▶ **DATA SHOWN**

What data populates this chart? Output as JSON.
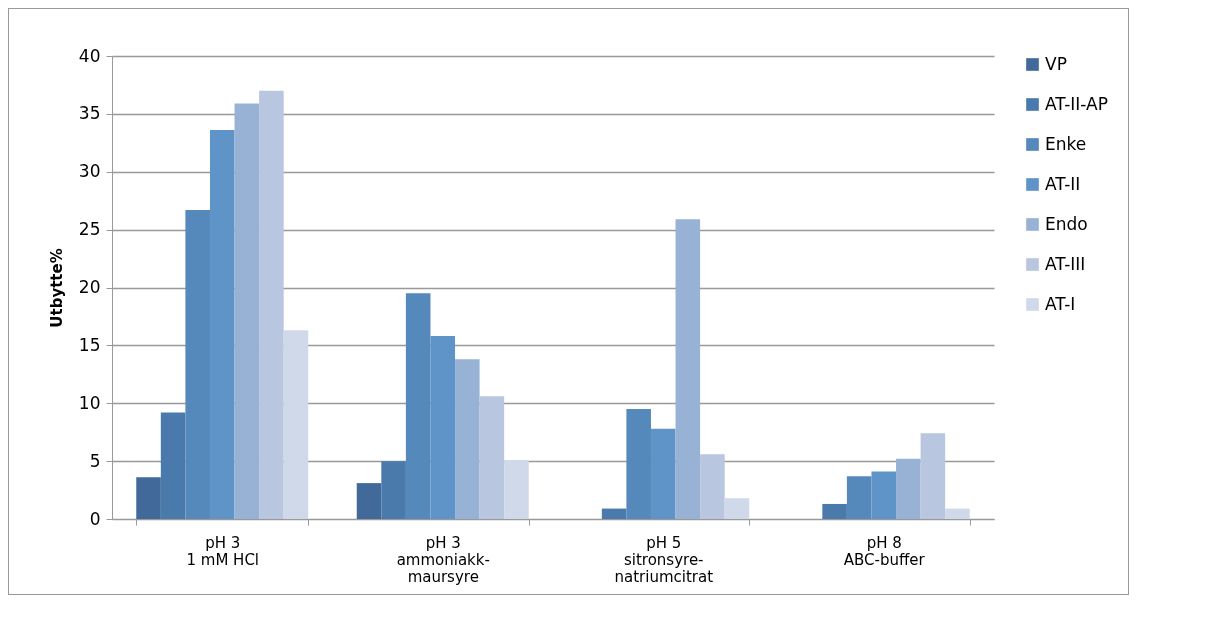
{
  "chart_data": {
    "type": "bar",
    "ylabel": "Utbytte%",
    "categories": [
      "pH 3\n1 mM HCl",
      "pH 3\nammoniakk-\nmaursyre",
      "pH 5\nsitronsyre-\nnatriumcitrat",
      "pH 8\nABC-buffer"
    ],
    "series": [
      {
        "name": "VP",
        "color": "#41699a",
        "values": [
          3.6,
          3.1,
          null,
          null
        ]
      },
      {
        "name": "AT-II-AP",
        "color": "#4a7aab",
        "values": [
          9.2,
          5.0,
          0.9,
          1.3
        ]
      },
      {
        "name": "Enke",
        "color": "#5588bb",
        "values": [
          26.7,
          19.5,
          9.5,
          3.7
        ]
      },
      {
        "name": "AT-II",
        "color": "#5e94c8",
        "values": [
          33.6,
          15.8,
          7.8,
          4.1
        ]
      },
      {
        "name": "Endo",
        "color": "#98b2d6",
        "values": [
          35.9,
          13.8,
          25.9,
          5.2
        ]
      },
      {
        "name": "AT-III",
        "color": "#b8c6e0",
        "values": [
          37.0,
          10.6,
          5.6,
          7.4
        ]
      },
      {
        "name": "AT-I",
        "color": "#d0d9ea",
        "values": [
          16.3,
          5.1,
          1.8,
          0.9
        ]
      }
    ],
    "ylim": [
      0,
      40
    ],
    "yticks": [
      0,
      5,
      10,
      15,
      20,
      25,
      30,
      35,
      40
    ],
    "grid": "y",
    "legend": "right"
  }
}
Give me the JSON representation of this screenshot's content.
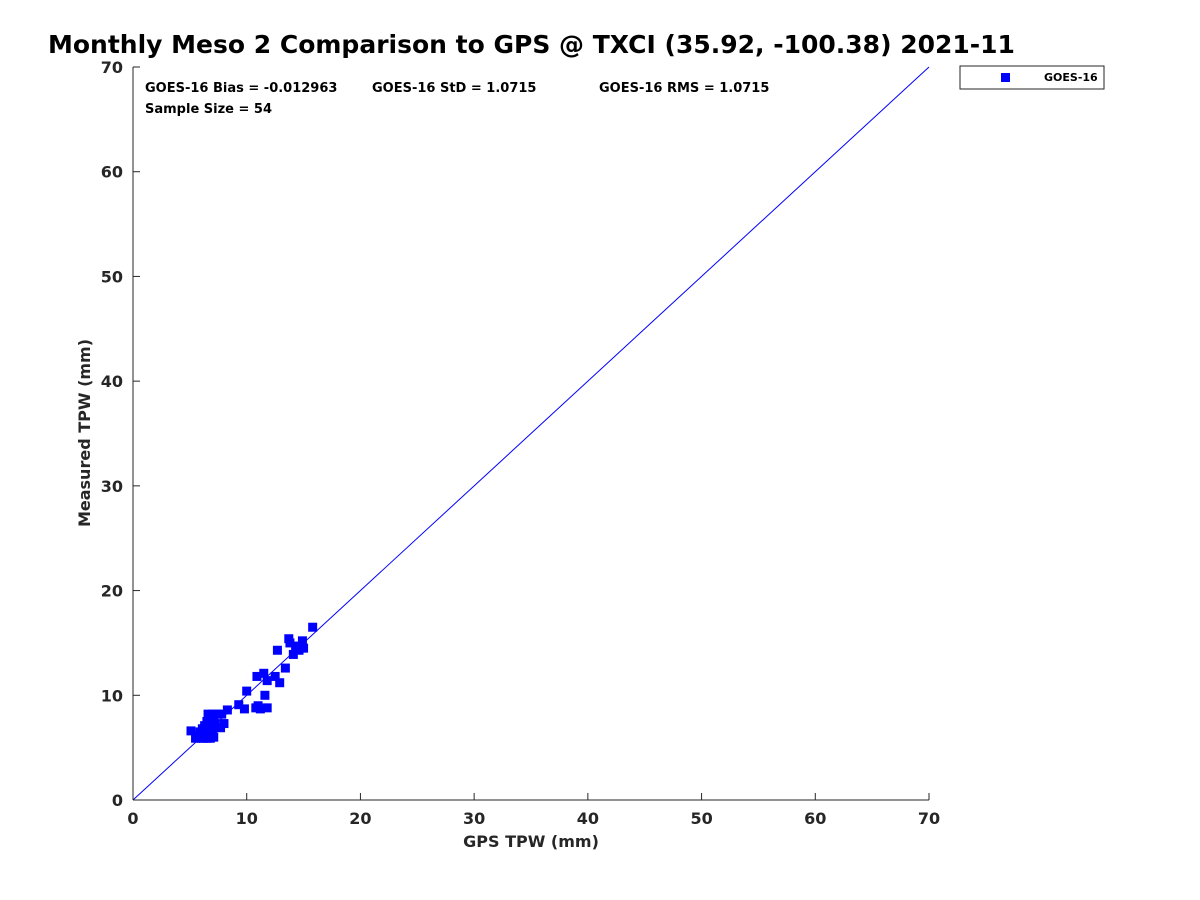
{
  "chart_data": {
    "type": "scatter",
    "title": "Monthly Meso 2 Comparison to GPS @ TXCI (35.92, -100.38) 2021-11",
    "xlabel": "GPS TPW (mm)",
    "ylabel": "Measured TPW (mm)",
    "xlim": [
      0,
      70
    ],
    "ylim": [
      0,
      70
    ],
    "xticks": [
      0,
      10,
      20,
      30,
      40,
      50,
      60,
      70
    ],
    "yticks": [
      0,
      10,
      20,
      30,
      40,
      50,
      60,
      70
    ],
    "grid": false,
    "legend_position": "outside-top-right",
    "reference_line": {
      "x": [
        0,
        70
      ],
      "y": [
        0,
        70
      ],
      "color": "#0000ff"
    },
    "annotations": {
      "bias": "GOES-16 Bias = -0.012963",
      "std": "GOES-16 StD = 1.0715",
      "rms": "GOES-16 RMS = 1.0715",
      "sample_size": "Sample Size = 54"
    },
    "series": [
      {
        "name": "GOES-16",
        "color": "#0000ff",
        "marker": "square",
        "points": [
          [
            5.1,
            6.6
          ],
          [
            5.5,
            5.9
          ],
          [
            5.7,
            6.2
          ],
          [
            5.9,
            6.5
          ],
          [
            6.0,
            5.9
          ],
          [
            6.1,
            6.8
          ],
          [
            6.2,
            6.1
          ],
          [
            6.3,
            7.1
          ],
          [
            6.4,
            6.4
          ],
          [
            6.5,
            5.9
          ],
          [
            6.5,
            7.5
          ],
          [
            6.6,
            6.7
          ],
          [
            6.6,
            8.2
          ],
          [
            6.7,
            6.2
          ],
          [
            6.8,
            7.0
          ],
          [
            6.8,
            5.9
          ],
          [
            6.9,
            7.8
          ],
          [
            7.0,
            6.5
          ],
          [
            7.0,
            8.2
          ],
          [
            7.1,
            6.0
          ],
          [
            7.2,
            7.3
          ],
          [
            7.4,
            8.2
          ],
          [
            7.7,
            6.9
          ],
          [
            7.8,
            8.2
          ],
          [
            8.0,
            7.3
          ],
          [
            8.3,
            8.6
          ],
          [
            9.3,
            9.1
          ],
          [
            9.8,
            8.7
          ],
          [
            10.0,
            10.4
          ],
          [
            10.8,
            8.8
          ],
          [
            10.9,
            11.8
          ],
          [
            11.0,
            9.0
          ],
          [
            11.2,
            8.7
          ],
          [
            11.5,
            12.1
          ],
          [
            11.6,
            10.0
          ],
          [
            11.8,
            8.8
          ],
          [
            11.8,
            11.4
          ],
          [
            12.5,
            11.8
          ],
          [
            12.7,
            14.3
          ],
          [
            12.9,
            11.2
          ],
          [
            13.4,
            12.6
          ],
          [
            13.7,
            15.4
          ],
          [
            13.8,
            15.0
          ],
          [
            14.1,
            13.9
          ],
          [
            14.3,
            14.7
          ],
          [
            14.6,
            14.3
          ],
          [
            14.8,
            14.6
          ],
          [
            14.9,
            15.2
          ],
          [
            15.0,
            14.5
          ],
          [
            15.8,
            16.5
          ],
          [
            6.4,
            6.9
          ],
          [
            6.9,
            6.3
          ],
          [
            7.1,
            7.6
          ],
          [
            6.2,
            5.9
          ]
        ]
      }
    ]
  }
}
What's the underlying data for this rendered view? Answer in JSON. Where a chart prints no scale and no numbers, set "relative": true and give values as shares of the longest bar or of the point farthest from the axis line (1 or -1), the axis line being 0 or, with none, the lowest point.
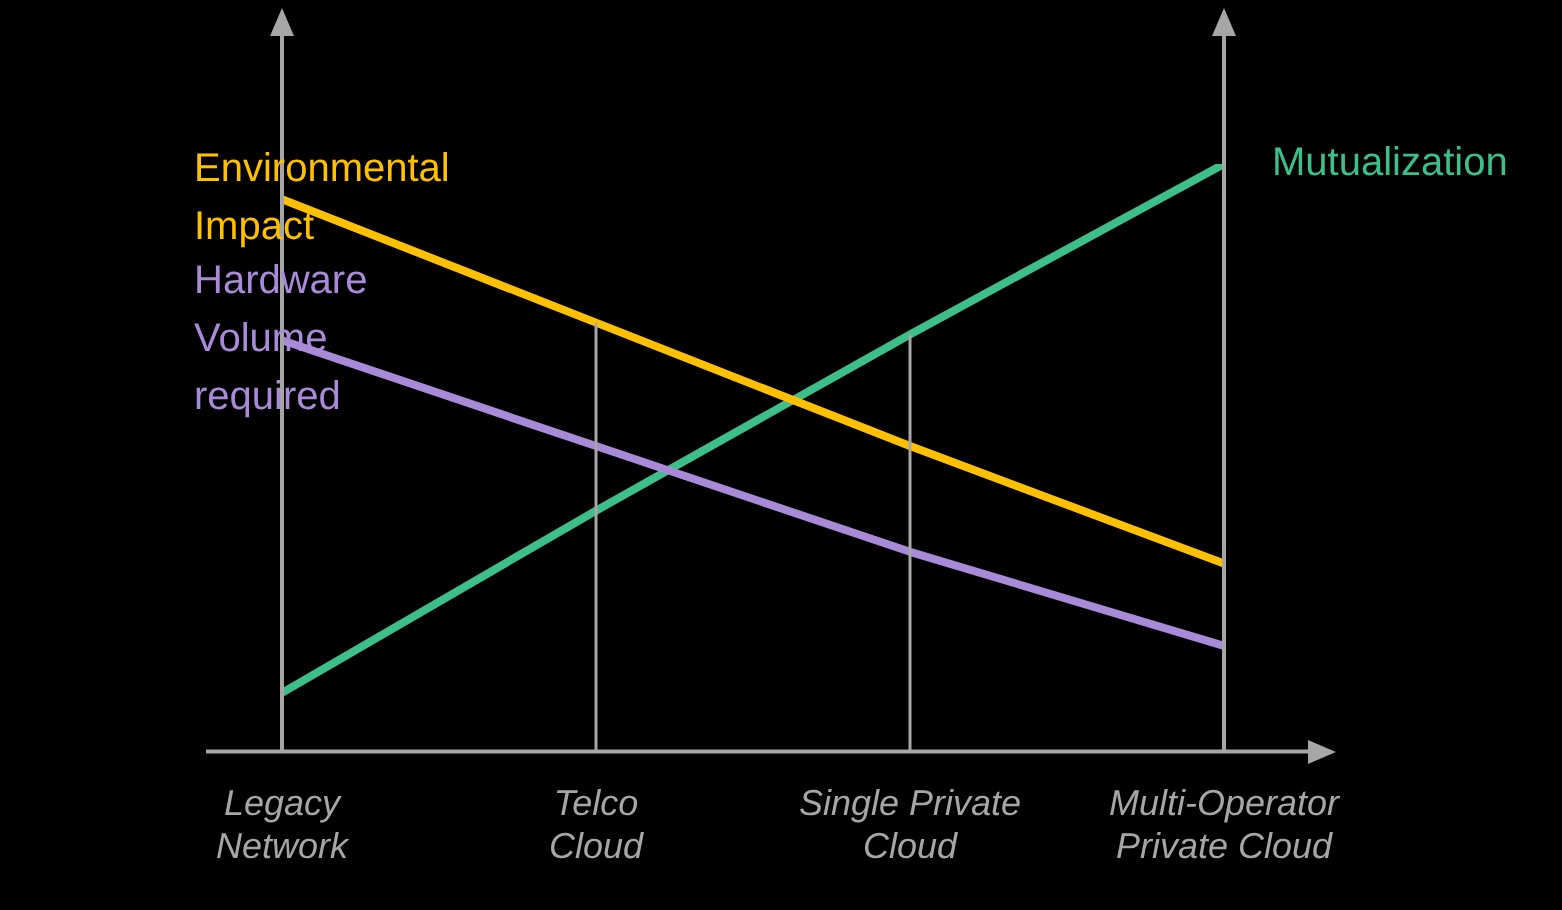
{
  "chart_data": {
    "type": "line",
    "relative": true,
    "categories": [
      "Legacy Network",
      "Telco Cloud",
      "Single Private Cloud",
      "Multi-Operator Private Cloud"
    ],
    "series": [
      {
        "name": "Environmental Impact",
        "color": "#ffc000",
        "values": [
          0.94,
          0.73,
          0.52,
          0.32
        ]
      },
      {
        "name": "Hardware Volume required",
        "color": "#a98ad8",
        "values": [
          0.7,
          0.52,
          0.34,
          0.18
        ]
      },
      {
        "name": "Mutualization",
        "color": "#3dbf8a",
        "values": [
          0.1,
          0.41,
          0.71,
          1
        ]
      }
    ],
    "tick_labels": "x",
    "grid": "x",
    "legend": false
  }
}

▶ **GOAL**
Repeat the records above verbatim, with no pictures in the result.

▶ **SOLUTION TO THE EXERCISE**
What data populates this chart? Output as JSON.
{
  "chart_data": {
    "type": "bar",
    "ylabel": "Utbytte%",
    "categories": [
      "pH 3\n1 mM HCl",
      "pH 3\nammoniakk-\nmaursyre",
      "pH 5\nsitronsyre-\nnatriumcitrat",
      "pH 8\nABC-buffer"
    ],
    "series": [
      {
        "name": "VP",
        "color": "#41699a",
        "values": [
          3.6,
          3.1,
          null,
          null
        ]
      },
      {
        "name": "AT-II-AP",
        "color": "#4a7aab",
        "values": [
          9.2,
          5.0,
          0.9,
          1.3
        ]
      },
      {
        "name": "Enke",
        "color": "#5588bb",
        "values": [
          26.7,
          19.5,
          9.5,
          3.7
        ]
      },
      {
        "name": "AT-II",
        "color": "#5e94c8",
        "values": [
          33.6,
          15.8,
          7.8,
          4.1
        ]
      },
      {
        "name": "Endo",
        "color": "#98b2d6",
        "values": [
          35.9,
          13.8,
          25.9,
          5.2
        ]
      },
      {
        "name": "AT-III",
        "color": "#b8c6e0",
        "values": [
          37.0,
          10.6,
          5.6,
          7.4
        ]
      },
      {
        "name": "AT-I",
        "color": "#d0d9ea",
        "values": [
          16.3,
          5.1,
          1.8,
          0.9
        ]
      }
    ],
    "ylim": [
      0,
      40
    ],
    "yticks": [
      0,
      5,
      10,
      15,
      20,
      25,
      30,
      35,
      40
    ],
    "grid": "y",
    "legend": "right"
  }
}
Give me the JSON representation of this screenshot's content.
{
  "chart_data": {
    "type": "scatter",
    "title": "Monthly Meso 2 Comparison to GPS @ TXCI (35.92, -100.38) 2021-11",
    "xlabel": "GPS TPW (mm)",
    "ylabel": "Measured TPW (mm)",
    "xlim": [
      0,
      70
    ],
    "ylim": [
      0,
      70
    ],
    "xticks": [
      0,
      10,
      20,
      30,
      40,
      50,
      60,
      70
    ],
    "yticks": [
      0,
      10,
      20,
      30,
      40,
      50,
      60,
      70
    ],
    "grid": false,
    "legend_position": "outside-top-right",
    "reference_line": {
      "x": [
        0,
        70
      ],
      "y": [
        0,
        70
      ],
      "color": "#0000ff"
    },
    "annotations": {
      "bias": "GOES-16 Bias = -0.012963",
      "std": "GOES-16 StD = 1.0715",
      "rms": "GOES-16 RMS = 1.0715",
      "sample_size": "Sample Size = 54"
    },
    "series": [
      {
        "name": "GOES-16",
        "color": "#0000ff",
        "marker": "square",
        "points": [
          [
            5.1,
            6.6
          ],
          [
            5.5,
            5.9
          ],
          [
            5.7,
            6.2
          ],
          [
            5.9,
            6.5
          ],
          [
            6.0,
            5.9
          ],
          [
            6.1,
            6.8
          ],
          [
            6.2,
            6.1
          ],
          [
            6.3,
            7.1
          ],
          [
            6.4,
            6.4
          ],
          [
            6.5,
            5.9
          ],
          [
            6.5,
            7.5
          ],
          [
            6.6,
            6.7
          ],
          [
            6.6,
            8.2
          ],
          [
            6.7,
            6.2
          ],
          [
            6.8,
            7.0
          ],
          [
            6.8,
            5.9
          ],
          [
            6.9,
            7.8
          ],
          [
            7.0,
            6.5
          ],
          [
            7.0,
            8.2
          ],
          [
            7.1,
            6.0
          ],
          [
            7.2,
            7.3
          ],
          [
            7.4,
            8.2
          ],
          [
            7.7,
            6.9
          ],
          [
            7.8,
            8.2
          ],
          [
            8.0,
            7.3
          ],
          [
            8.3,
            8.6
          ],
          [
            9.3,
            9.1
          ],
          [
            9.8,
            8.7
          ],
          [
            10.0,
            10.4
          ],
          [
            10.8,
            8.8
          ],
          [
            10.9,
            11.8
          ],
          [
            11.0,
            9.0
          ],
          [
            11.2,
            8.7
          ],
          [
            11.5,
            12.1
          ],
          [
            11.6,
            10.0
          ],
          [
            11.8,
            8.8
          ],
          [
            11.8,
            11.4
          ],
          [
            12.5,
            11.8
          ],
          [
            12.7,
            14.3
          ],
          [
            12.9,
            11.2
          ],
          [
            13.4,
            12.6
          ],
          [
            13.7,
            15.4
          ],
          [
            13.8,
            15.0
          ],
          [
            14.1,
            13.9
          ],
          [
            14.3,
            14.7
          ],
          [
            14.6,
            14.3
          ],
          [
            14.8,
            14.6
          ],
          [
            14.9,
            15.2
          ],
          [
            15.0,
            14.5
          ],
          [
            15.8,
            16.5
          ],
          [
            6.4,
            6.9
          ],
          [
            6.9,
            6.3
          ],
          [
            7.1,
            7.6
          ],
          [
            6.2,
            5.9
          ]
        ]
      }
    ]
  }
}
What's the underlying data for this rendered view? Answer in JSON. Where a chart prints no scale and no numbers, set "relative": true and give values as shares of the longest bar or of the point farthest from the axis line (1 or -1), the axis line being 0 or, with none, the lowest point.
{
  "chart_data": {
    "type": "line",
    "relative": true,
    "categories": [
      "Legacy Network",
      "Telco Cloud",
      "Single Private Cloud",
      "Multi-Operator Private Cloud"
    ],
    "series": [
      {
        "name": "Environmental Impact",
        "color": "#ffc000",
        "values": [
          0.94,
          0.73,
          0.52,
          0.32
        ]
      },
      {
        "name": "Hardware Volume required",
        "color": "#a98ad8",
        "values": [
          0.7,
          0.52,
          0.34,
          0.18
        ]
      },
      {
        "name": "Mutualization",
        "color": "#3dbf8a",
        "values": [
          0.1,
          0.41,
          0.71,
          1
        ]
      }
    ],
    "tick_labels": "x",
    "grid": "x",
    "legend": false
  }
}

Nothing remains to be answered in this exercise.